DIRECTIONS FOR THIS TASK:
Repeat the listing in full, word for word.
**** STORED RECORDS ****
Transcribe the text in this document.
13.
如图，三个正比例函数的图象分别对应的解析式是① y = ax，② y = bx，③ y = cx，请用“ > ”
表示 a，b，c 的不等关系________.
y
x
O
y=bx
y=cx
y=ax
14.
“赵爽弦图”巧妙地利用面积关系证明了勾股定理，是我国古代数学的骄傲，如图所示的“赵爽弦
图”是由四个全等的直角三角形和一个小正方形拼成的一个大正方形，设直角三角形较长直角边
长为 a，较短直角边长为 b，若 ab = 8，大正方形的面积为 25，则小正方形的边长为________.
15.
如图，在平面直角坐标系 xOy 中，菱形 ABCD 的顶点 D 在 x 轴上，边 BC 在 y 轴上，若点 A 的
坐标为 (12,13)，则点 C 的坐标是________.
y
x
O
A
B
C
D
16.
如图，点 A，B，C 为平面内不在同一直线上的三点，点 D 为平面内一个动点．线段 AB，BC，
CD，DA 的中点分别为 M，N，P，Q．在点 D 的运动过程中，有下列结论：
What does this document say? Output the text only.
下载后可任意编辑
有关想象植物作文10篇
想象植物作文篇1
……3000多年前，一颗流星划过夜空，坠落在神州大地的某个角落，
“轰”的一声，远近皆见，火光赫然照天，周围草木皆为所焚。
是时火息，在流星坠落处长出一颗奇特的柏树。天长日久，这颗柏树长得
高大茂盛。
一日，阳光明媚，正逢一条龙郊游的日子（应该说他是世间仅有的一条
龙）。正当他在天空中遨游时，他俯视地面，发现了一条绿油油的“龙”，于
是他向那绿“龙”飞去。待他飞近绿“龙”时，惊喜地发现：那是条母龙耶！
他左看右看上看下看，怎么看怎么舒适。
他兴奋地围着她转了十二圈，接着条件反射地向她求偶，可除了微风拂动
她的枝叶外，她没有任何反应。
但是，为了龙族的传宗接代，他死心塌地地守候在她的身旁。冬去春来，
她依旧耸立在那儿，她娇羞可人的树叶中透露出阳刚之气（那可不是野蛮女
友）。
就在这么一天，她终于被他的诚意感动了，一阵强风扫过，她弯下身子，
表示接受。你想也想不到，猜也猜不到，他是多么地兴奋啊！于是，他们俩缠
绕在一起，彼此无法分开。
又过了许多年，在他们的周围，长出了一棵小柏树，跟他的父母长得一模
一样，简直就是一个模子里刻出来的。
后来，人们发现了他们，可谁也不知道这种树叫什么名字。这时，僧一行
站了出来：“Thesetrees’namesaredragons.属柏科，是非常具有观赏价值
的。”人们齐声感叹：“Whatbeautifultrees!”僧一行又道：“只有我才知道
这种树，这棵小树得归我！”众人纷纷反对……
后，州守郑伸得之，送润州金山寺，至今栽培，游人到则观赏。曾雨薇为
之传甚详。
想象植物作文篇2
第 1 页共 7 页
****
ANSWER FOR THE TASK:
Transcribe the text in this document.
13.
如图，三个正比例函数的图象分别对应的解析式是① y = ax，② y = bx，③ y = cx，请用“ > ”
表示 a，b，c 的不等关系________.
y
x
O
y=bx
y=cx
y=ax
14.
“赵爽弦图”巧妙地利用面积关系证明了勾股定理，是我国古代数学的骄傲，如图所示的“赵爽弦
图”是由四个全等的直角三角形和一个小正方形拼成的一个大正方形，设直角三角形较长直角边
长为 a，较短直角边长为 b，若 ab = 8，大正方形的面积为 25，则小正方形的边长为________.
15.
如图，在平面直角坐标系 xOy 中，菱形 ABCD 的顶点 D 在 x 轴上，边 BC 在 y 轴上，若点 A 的
坐标为 (12,13)，则点 C 的坐标是________.
y
x
O
A
B
C
D
16.
如图，点 A，B，C 为平面内不在同一直线上的三点，点 D 为平面内一个动点．线段 AB，BC，
CD，DA 的中点分别为 M，N，P，Q．在点 D 的运动过程中，有下列结论：
What does this document say? Output the text only.
下载后可任意编辑
有关想象植物作文10篇
想象植物作文篇1
……3000多年前，一颗流星划过夜空，坠落在神州大地的某个角落，
“轰”的一声，远近皆见，火光赫然照天，周围草木皆为所焚。
是时火息，在流星坠落处长出一颗奇特的柏树。天长日久，这颗柏树长得
高大茂盛。
一日，阳光明媚，正逢一条龙郊游的日子（应该说他是世间仅有的一条
龙）。正当他在天空中遨游时，他俯视地面，发现了一条绿油油的“龙”，于
是他向那绿“龙”飞去。待他飞近绿“龙”时，惊喜地发现：那是条母龙耶！
他左看右看上看下看，怎么看怎么舒适。
他兴奋地围着她转了十二圈，接着条件反射地向她求偶，可除了微风拂动
她的枝叶外，她没有任何反应。
但是，为了龙族的传宗接代，他死心塌地地守候在她的身旁。冬去春来，
她依旧耸立在那儿，她娇羞可人的树叶中透露出阳刚之气（那可不是野蛮女
友）。
就在这么一天，她终于被他的诚意感动了，一阵强风扫过，她弯下身子，
表示接受。你想也想不到，猜也猜不到，他是多么地兴奋啊！于是，他们俩缠
绕在一起，彼此无法分开。
又过了许多年，在他们的周围，长出了一棵小柏树，跟他的父母长得一模
一样，简直就是一个模子里刻出来的。
后来，人们发现了他们，可谁也不知道这种树叫什么名字。这时，僧一行
站了出来：“Thesetrees’namesaredragons.属柏科，是非常具有观赏价值
的。”人们齐声感叹：“Whatbeautifultrees!”僧一行又道：“只有我才知道
这种树，这棵小树得归我！”众人纷纷反对……
后，州守郑伸得之，送润州金山寺，至今栽培，游人到则观赏。曾雨薇为
之传甚详。
想象植物作文篇2
第 1 页共 7 页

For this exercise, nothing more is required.